→ Aim
Reproduce the data from the line with "202, 909, 240)" to the line with "cell-d6[interactable]: LISA (556, 454, 589, 472)", swapping "chevron-down-icon" for "arrow-down-icon" and changing nothing else.

→ Information supplied

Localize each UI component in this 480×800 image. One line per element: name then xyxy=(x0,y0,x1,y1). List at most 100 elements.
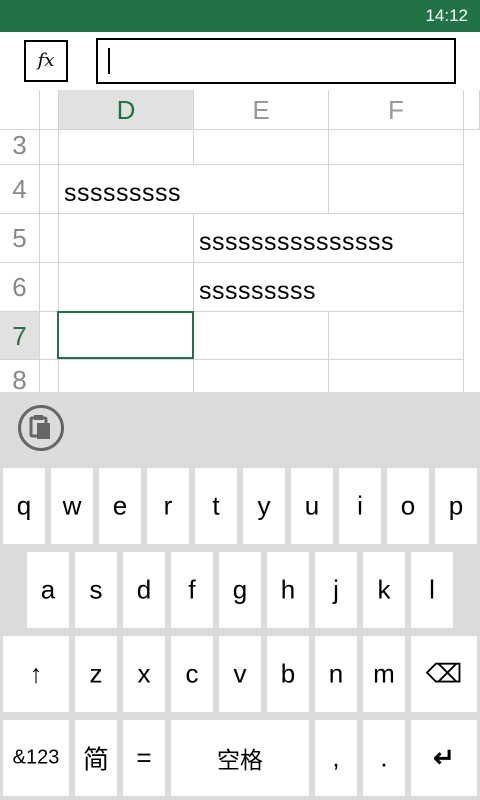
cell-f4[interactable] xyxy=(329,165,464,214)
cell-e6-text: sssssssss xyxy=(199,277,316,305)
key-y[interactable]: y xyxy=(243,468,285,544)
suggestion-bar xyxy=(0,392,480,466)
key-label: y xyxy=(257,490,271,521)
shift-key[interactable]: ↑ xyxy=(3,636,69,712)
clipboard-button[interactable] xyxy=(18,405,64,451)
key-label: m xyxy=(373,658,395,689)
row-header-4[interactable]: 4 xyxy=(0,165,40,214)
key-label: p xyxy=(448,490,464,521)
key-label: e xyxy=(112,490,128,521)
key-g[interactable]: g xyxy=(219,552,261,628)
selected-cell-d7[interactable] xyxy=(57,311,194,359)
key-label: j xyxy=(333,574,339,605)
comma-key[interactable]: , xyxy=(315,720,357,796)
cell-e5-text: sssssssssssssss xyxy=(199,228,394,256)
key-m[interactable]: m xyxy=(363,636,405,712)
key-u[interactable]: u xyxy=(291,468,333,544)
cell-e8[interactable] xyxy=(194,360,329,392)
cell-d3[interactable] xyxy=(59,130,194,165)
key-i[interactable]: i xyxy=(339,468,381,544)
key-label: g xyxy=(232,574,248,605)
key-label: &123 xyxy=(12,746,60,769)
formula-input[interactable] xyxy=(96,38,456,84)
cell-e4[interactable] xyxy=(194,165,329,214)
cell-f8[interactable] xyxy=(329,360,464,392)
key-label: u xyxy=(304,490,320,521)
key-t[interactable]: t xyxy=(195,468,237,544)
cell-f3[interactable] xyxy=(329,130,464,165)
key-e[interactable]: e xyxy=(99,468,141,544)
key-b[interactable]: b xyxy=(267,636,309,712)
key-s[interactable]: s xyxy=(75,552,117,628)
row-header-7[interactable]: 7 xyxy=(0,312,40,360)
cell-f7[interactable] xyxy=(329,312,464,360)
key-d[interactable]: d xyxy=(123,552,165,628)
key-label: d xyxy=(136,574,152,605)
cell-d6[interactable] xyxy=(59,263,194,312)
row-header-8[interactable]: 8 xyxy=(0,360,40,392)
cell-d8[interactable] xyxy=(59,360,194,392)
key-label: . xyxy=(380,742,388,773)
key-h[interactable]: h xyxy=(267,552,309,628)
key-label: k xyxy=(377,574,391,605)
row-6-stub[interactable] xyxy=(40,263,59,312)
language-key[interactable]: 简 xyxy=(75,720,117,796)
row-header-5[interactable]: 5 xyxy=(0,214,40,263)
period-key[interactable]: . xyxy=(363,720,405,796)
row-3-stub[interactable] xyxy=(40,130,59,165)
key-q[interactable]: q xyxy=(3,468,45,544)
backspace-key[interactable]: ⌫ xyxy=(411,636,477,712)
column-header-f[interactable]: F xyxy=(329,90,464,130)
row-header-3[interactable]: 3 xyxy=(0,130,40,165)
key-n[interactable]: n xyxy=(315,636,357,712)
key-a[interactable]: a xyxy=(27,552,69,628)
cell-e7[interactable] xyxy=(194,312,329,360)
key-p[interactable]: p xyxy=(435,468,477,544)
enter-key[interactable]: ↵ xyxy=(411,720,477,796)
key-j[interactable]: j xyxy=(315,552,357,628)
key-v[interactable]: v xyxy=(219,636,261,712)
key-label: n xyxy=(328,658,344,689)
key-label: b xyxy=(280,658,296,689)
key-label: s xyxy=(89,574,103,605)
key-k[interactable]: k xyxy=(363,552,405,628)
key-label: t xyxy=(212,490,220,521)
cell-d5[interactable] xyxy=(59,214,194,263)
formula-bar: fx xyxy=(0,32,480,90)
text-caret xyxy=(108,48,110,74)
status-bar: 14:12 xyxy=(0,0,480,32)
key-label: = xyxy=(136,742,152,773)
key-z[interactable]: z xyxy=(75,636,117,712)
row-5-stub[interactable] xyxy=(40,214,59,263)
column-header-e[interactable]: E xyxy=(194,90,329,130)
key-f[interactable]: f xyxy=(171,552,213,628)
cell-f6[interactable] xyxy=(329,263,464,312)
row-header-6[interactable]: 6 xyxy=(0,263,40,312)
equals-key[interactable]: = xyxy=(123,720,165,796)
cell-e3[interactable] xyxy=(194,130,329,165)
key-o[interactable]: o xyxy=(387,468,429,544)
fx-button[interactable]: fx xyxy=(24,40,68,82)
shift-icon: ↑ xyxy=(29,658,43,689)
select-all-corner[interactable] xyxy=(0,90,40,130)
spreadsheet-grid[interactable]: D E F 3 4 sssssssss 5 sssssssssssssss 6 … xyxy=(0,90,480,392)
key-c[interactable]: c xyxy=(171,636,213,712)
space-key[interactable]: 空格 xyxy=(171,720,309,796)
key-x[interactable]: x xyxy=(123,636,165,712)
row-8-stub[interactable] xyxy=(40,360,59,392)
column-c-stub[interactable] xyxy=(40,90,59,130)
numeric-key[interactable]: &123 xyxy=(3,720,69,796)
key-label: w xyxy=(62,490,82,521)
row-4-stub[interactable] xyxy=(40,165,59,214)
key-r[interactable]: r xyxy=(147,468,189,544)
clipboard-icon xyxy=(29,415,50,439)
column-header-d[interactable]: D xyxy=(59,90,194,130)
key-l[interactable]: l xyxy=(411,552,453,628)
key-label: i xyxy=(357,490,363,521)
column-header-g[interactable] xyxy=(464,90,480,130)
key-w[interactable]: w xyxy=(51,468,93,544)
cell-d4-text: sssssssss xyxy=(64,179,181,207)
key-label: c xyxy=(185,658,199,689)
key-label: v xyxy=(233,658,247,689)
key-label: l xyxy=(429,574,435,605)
==
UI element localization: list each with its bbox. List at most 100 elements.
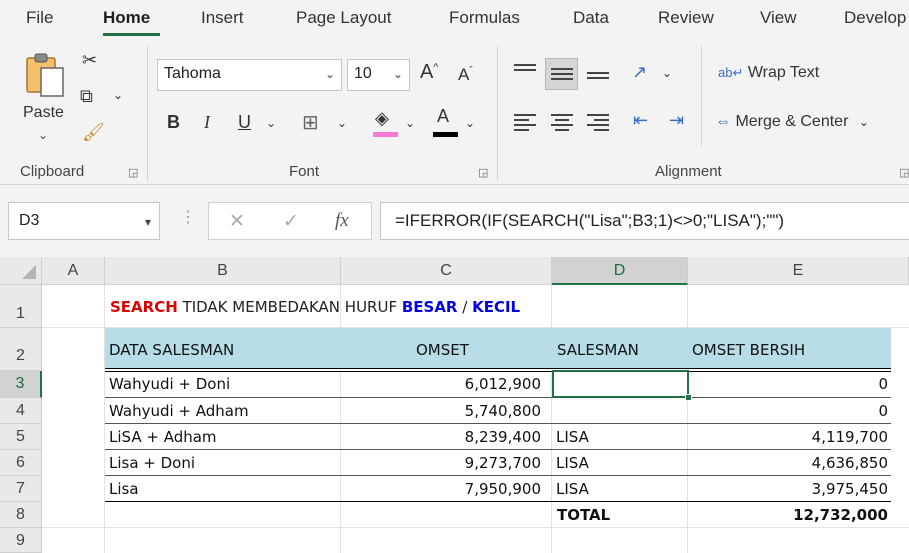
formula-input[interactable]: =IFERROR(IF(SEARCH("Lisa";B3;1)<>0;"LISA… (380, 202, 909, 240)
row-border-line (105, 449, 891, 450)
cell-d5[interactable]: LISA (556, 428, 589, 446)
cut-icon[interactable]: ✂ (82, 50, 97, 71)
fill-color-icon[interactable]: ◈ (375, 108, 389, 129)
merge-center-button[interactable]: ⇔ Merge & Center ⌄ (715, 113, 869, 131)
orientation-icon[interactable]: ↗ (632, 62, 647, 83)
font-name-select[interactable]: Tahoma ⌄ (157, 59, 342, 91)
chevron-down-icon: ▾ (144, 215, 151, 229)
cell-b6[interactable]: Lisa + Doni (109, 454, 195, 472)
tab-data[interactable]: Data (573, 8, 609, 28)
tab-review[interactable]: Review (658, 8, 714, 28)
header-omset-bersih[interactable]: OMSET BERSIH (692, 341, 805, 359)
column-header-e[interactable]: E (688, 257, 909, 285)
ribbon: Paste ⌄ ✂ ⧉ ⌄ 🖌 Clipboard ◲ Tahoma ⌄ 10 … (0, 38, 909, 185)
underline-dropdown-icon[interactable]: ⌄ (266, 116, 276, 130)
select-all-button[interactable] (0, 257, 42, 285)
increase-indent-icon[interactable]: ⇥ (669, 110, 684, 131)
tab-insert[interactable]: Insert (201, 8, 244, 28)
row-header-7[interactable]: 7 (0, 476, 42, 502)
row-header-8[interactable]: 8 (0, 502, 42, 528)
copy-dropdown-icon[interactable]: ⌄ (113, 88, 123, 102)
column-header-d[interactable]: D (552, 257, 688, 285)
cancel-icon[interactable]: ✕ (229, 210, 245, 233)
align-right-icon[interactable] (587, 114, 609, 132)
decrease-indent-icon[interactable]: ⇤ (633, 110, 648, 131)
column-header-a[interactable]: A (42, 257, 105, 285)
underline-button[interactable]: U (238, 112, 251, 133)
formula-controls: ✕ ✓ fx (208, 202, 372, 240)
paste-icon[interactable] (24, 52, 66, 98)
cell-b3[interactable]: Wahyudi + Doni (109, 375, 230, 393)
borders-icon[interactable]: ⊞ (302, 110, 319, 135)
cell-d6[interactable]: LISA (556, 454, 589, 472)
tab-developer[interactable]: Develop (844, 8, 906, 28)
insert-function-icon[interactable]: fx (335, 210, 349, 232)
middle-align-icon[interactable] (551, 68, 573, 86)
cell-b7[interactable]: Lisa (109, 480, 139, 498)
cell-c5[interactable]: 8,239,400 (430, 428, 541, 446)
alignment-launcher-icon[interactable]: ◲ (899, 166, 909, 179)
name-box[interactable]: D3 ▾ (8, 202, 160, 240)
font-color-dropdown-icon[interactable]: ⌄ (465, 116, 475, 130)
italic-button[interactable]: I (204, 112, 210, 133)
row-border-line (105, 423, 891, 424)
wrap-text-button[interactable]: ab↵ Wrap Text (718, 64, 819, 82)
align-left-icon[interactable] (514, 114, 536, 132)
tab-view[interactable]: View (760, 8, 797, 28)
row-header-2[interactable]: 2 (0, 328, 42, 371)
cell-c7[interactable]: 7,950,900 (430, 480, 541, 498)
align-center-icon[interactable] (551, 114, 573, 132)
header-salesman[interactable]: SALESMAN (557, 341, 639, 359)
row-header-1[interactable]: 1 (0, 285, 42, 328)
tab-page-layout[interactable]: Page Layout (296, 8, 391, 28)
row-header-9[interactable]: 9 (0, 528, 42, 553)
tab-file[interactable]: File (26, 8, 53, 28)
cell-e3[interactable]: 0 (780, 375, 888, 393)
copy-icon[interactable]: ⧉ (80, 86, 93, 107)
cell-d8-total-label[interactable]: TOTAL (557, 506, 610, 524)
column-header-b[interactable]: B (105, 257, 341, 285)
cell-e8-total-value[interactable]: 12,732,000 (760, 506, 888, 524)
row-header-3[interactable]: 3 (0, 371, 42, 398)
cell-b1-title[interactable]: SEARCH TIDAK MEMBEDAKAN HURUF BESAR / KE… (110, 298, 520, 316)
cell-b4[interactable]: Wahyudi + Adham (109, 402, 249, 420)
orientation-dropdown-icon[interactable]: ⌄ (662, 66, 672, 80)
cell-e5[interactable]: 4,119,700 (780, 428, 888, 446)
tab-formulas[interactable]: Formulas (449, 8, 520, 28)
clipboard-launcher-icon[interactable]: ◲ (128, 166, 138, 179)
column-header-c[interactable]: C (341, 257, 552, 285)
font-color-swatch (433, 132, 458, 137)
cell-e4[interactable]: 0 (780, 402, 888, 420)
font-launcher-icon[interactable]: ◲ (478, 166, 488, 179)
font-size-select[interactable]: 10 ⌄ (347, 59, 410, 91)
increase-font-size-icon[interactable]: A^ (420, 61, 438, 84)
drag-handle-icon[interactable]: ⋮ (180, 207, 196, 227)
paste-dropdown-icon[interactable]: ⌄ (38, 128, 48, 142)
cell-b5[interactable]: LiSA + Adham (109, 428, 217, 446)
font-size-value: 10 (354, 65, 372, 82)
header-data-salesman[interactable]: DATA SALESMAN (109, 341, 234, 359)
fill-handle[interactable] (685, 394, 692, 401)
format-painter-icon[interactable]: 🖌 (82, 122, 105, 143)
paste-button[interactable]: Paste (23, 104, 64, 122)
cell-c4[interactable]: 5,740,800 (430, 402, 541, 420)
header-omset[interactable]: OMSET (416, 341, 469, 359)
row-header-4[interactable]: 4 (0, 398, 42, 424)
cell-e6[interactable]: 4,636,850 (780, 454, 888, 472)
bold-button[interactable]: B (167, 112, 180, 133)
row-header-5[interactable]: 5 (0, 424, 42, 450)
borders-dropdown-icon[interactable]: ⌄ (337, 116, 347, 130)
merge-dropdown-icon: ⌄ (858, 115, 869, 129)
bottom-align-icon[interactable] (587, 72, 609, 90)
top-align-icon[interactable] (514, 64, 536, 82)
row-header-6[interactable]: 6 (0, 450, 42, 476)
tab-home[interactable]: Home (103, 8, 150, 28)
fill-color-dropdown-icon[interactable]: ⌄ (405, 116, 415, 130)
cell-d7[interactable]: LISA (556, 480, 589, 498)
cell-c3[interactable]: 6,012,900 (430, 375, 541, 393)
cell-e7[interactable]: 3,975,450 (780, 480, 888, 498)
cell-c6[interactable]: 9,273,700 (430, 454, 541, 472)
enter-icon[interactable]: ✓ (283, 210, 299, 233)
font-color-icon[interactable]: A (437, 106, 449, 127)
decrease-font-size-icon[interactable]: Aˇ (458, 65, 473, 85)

→ Worked solution
formula-input[interactable]: =IFERROR(IF(SEARCH("Lisa";B3;1)<>0;"LISA… (380, 202, 909, 240)
row-border-line (105, 449, 891, 450)
cell-d5[interactable]: LISA (556, 428, 589, 446)
cut-icon[interactable]: ✂ (82, 50, 97, 71)
fill-color-icon[interactable]: ◈ (375, 108, 389, 129)
merge-center-button[interactable]: ⇔ Merge & Center ⌄ (715, 113, 869, 131)
orientation-icon[interactable]: ↗ (632, 62, 647, 83)
font-name-select[interactable]: Tahoma ⌄ (157, 59, 342, 91)
arrow-down-icon: ▾ (144, 215, 151, 229)
cell-b6[interactable]: Lisa + Doni (109, 454, 195, 472)
tab-data[interactable]: Data (573, 8, 609, 28)
tab-review[interactable]: Review (658, 8, 714, 28)
header-omset-bersih[interactable]: OMSET BERSIH (692, 341, 805, 359)
column-header-e[interactable]: E (688, 257, 909, 285)
ribbon: Paste ⌄ ✂ ⧉ ⌄ 🖌 Clipboard ◲ Tahoma ⌄ 10 … (0, 38, 909, 185)
underline-dropdown-icon[interactable]: ⌄ (266, 116, 276, 130)
select-all-button[interactable] (0, 257, 42, 285)
increase-indent-icon[interactable]: ⇥ (669, 110, 684, 131)
tab-insert[interactable]: Insert (201, 8, 244, 28)
row-header-7[interactable]: 7 (0, 476, 42, 502)
row-header-8[interactable]: 8 (0, 502, 42, 528)
copy-dropdown-icon[interactable]: ⌄ (113, 88, 123, 102)
column-header-d[interactable]: D (552, 257, 688, 285)
cancel-icon[interactable]: ✕ (229, 210, 245, 233)
align-right-icon[interactable] (587, 114, 609, 132)
decrease-indent-icon[interactable]: ⇤ (633, 110, 648, 131)
column-header-a[interactable]: A (42, 257, 105, 285)
underline-button[interactable]: U (238, 112, 251, 133)
formula-controls: ✕ ✓ fx (208, 202, 372, 240)
paste-icon[interactable] (24, 52, 66, 98)
cell-b3[interactable]: Wahyudi + Doni (109, 375, 230, 393)
borders-icon[interactable]: ⊞ (302, 110, 319, 135)
cell-d6[interactable]: LISA (556, 454, 589, 472)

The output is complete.